[Data records]
-- BEGIN --

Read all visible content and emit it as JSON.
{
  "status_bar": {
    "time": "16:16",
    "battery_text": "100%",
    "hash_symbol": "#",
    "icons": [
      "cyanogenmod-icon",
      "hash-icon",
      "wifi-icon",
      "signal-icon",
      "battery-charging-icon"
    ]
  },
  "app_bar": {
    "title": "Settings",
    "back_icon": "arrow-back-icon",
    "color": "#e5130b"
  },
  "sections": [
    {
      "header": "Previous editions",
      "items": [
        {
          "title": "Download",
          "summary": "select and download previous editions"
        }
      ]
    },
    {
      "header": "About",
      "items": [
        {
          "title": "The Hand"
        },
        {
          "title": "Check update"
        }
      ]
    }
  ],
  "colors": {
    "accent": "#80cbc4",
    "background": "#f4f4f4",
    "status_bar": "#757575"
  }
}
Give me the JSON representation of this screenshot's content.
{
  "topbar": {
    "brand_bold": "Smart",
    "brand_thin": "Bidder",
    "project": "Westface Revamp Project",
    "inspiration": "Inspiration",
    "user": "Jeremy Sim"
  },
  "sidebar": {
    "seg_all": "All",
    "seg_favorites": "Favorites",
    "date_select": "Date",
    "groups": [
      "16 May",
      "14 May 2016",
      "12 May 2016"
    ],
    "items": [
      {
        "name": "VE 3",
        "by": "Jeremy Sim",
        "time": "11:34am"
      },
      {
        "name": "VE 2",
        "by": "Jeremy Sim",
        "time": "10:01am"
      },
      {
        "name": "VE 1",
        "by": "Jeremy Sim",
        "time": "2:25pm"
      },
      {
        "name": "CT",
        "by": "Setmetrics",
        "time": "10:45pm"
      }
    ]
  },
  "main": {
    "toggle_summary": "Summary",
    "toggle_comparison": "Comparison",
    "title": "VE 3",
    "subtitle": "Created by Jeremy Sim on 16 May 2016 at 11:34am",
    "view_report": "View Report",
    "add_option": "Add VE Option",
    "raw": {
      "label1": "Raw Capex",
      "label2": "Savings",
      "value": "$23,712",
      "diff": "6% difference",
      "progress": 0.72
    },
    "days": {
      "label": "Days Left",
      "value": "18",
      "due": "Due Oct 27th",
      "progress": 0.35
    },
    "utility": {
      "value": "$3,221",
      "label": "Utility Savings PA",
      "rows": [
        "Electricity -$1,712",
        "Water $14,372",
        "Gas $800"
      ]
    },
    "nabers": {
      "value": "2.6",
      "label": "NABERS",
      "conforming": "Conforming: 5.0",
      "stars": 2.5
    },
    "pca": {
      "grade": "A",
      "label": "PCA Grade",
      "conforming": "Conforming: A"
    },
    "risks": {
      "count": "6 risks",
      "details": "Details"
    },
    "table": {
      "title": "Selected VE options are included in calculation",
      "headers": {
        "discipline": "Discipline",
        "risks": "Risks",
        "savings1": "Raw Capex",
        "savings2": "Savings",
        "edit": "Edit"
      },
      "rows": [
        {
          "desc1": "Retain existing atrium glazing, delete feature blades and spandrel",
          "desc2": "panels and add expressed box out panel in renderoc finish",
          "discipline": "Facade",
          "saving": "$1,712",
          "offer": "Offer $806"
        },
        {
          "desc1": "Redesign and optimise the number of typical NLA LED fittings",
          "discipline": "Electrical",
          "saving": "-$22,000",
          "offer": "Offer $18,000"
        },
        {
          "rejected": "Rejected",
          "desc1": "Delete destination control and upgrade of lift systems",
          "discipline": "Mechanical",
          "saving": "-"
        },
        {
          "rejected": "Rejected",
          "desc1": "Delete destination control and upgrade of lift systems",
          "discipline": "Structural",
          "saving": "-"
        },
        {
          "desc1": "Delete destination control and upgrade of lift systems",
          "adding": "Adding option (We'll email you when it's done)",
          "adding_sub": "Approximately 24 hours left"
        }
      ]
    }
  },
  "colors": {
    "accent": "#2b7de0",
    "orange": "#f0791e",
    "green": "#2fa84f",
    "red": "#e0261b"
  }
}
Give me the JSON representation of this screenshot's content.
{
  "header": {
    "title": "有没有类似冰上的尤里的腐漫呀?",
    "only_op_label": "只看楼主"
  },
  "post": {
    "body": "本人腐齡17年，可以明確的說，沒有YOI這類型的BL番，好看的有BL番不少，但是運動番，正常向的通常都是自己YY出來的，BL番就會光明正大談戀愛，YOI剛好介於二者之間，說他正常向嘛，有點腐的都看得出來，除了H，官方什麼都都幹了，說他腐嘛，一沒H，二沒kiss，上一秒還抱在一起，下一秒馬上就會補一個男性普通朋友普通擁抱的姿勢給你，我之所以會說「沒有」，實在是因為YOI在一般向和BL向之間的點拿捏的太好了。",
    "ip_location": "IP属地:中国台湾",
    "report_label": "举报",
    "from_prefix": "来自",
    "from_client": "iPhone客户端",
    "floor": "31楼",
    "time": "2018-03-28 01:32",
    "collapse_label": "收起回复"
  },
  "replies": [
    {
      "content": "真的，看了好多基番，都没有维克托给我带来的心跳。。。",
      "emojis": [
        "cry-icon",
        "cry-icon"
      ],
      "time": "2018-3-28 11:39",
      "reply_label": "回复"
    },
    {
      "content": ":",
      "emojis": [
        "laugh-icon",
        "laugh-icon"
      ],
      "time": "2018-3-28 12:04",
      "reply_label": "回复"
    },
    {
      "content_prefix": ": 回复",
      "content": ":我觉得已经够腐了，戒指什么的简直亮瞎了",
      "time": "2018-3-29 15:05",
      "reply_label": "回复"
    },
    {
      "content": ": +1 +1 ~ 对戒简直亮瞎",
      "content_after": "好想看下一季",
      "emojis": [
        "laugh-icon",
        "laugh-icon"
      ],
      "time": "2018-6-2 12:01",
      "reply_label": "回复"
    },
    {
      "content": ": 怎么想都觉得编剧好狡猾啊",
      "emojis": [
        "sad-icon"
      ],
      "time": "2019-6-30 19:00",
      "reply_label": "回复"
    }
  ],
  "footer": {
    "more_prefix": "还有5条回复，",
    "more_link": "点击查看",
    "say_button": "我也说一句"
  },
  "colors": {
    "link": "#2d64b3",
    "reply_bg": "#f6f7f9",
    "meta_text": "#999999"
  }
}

-- END --

> [EXERCISE DIRECTIONS] Find the lines above that include the string "time" and copy them.

> [COMPLETED EXERCISE]
    "time": "16:16",
        "time": "11:34am"
        "time": "10:01am"
        "time": "2:25pm"
        "time": "10:45pm"
    "time": "2018-03-28 01:32",
      "time": "2018-3-28 11:39",
      "time": "2018-3-28 12:04",
      "time": "2018-3-29 15:05",
      "time": "2018-6-2 12:01",
      "time": "2019-6-30 19:00",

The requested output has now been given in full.